** GOAL **
Put the lines of the records below into a numbered list, from the start of the records through the line containing "address-label: 1393 Seagrape", inclusive. Leave out any blank lines.

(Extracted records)
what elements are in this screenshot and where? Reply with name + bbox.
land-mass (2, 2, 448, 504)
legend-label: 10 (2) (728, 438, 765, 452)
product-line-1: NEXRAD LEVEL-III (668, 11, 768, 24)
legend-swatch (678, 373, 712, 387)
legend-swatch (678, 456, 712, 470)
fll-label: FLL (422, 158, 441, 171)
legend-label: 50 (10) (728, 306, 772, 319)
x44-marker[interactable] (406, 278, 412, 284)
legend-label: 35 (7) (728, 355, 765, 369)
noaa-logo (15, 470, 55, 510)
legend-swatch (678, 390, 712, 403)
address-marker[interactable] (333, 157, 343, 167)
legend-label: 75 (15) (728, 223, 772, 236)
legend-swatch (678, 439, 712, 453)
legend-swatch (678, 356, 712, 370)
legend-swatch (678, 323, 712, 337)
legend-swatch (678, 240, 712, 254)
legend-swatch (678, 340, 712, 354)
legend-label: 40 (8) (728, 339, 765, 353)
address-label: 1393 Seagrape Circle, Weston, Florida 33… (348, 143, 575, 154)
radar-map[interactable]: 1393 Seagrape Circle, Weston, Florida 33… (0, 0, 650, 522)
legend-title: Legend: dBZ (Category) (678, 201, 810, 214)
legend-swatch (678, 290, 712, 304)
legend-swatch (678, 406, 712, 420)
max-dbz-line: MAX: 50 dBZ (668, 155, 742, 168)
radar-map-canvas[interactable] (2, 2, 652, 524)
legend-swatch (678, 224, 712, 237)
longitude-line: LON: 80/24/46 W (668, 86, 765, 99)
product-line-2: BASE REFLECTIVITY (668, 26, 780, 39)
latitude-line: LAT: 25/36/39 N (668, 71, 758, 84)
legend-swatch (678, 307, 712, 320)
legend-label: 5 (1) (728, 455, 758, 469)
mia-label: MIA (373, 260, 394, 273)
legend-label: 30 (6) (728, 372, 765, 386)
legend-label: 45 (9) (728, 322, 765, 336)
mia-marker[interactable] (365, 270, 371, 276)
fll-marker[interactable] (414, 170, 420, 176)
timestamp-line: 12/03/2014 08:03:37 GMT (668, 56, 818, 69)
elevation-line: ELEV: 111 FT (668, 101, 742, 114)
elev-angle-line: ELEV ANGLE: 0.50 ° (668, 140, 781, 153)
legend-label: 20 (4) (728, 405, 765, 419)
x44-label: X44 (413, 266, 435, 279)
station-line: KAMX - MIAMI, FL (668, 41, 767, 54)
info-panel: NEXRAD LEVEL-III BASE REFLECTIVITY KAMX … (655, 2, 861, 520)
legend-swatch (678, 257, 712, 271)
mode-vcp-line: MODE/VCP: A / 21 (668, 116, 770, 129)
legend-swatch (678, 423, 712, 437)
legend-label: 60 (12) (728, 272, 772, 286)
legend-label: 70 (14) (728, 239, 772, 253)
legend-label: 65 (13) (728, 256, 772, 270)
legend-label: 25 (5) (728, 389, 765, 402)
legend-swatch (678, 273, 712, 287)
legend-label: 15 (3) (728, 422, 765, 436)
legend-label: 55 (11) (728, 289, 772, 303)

** WORKED SOLUTION **
1. what elements are in this screenshot and where? Reply with name + bbox.
2. land-mass (2, 2, 448, 504)
3. legend-label: 10 (2) (728, 438, 765, 452)
4. product-line-1: NEXRAD LEVEL-III (668, 11, 768, 24)
5. legend-swatch (678, 373, 712, 387)
6. legend-swatch (678, 456, 712, 470)
7. fll-label: FLL (422, 158, 441, 171)
8. legend-label: 50 (10) (728, 306, 772, 319)
9. x44-marker[interactable] (406, 278, 412, 284)
10. legend-label: 35 (7) (728, 355, 765, 369)
11. noaa-logo (15, 470, 55, 510)
12. legend-swatch (678, 390, 712, 403)
13. address-marker[interactable] (333, 157, 343, 167)
14. legend-label: 75 (15) (728, 223, 772, 236)
15. legend-swatch (678, 439, 712, 453)
16. legend-swatch (678, 356, 712, 370)
17. legend-swatch (678, 323, 712, 337)
18. legend-swatch (678, 240, 712, 254)
19. legend-swatch (678, 340, 712, 354)
20. legend-label: 40 (8) (728, 339, 765, 353)
21. address-label: 1393 Seagrape Circle, Weston, Florida 33… (348, 143, 575, 154)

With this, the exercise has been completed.